● Texte
Ce qui était perdu, Catherine O’Flynn

Kate a 10 ans et une passion : les enquêtes. Elle se rêve détective et, accompagnée de son chimpanzé en peluche Mickey, elle surveille le centre commercial de Green Oaks. Un jour, elle disparaît.

Vingt ans plus tard, on retrouve ce même centre commercial, plus grand et plus moderne. Kurt y est agent de sécurité, Lisa responsable d’un magasin de musique. Ces deux individus, chacun pour des raisons différentes, n’ont pas oublié la petite fille disparue et jamais retrouvée. Ils retrouvent Mickey et c’est comme un signe : ensemble, ils vont partir à sa recherche.

● Consigne
Reprends le passage du résumé qui commence par "Ce qui était" et se termine par "à sa recherche.", en renommant "Mickey" en "Bobby".

● Documents sources
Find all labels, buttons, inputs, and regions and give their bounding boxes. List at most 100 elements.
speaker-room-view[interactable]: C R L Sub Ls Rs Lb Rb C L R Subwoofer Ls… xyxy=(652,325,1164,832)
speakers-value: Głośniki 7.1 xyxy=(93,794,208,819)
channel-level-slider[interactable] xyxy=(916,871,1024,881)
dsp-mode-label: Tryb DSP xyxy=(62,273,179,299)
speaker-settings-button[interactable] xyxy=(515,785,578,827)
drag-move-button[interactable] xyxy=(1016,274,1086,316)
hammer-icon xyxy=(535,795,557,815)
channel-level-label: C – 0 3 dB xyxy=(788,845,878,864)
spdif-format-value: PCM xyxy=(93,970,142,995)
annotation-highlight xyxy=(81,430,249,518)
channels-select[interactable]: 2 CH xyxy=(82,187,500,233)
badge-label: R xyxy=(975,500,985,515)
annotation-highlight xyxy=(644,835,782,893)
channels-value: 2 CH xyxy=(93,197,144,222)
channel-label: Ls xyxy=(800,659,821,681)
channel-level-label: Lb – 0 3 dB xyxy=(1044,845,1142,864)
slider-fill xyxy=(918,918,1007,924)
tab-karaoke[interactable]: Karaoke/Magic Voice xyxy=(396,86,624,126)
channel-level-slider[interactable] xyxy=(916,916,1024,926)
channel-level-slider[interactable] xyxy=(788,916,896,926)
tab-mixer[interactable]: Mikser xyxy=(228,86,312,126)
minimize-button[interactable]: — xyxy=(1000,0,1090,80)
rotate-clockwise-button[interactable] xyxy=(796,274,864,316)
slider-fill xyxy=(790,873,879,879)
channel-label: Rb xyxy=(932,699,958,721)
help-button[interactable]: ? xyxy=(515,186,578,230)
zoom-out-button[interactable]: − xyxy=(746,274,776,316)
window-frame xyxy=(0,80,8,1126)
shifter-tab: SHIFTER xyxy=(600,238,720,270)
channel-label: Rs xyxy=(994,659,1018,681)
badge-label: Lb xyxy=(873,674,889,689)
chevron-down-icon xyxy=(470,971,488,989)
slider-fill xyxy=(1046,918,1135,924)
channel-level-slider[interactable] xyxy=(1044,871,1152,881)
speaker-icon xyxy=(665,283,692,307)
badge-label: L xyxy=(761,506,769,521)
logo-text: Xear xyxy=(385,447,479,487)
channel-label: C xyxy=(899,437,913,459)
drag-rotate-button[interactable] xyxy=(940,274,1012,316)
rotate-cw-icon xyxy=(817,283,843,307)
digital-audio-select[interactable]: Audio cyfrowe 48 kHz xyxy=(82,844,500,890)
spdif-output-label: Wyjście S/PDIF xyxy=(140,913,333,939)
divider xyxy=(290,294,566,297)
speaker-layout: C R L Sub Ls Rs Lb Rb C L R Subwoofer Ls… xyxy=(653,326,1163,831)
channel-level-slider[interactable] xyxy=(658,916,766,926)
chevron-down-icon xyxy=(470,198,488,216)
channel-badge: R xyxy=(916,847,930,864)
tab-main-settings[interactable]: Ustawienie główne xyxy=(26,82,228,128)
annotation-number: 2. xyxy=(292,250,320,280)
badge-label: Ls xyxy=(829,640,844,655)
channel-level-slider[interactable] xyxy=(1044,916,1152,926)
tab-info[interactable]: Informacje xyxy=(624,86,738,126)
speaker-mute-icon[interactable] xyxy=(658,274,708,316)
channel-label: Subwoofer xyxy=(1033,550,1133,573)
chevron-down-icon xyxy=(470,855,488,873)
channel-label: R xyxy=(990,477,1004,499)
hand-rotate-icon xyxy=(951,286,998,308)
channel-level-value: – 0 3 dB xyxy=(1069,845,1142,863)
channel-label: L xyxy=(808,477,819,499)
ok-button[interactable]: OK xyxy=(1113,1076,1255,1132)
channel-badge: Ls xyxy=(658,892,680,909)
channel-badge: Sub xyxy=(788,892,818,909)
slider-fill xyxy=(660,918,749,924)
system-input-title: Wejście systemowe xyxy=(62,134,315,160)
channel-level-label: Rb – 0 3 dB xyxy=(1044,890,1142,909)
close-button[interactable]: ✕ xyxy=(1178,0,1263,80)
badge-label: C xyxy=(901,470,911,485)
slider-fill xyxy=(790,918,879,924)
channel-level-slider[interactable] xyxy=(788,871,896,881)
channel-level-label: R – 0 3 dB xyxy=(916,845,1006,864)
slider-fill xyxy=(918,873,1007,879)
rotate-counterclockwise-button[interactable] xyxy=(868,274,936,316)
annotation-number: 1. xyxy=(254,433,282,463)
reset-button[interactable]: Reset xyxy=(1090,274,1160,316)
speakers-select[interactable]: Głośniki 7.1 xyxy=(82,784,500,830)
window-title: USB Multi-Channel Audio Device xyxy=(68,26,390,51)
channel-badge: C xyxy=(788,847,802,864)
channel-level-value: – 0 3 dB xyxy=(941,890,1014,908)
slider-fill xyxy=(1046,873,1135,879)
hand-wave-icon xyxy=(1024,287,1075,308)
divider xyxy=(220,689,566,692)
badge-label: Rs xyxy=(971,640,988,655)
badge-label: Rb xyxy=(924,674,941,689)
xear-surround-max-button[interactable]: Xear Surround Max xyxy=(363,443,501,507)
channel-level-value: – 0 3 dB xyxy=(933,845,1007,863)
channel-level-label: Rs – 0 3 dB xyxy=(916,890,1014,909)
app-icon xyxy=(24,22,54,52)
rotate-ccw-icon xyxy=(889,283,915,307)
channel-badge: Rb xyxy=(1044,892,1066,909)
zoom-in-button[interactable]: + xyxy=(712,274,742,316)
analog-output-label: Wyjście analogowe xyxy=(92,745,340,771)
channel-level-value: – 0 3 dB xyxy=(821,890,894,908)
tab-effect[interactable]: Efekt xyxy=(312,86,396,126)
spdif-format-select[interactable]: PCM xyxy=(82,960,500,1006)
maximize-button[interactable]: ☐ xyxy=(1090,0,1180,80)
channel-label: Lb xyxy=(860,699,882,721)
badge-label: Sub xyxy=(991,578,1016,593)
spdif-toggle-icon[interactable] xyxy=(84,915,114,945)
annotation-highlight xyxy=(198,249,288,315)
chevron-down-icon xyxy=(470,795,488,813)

● Réponse attendue
Ce qui était perdu, Catherine O’Flynn

Kate a 10 ans et une passion : les enquêtes. Elle se rêve détective et, accompagnée de son chimpanzé en peluche Bobby, elle surveille le centre commercial de Green Oaks. Un jour, elle disparaît.

Vingt ans plus tard, on retrouve ce même centre commercial, plus grand et plus moderne. Kurt y est agent de sécurité, Lisa responsable d’un magasin de musique. Ces deux individus, chacun pour des raisons différentes, n’ont pas oublié la petite fille disparue et jamais retrouvée. Ils retrouvent Bobby et c’est comme un signe : ensemble, ils vont partir à sa recherche.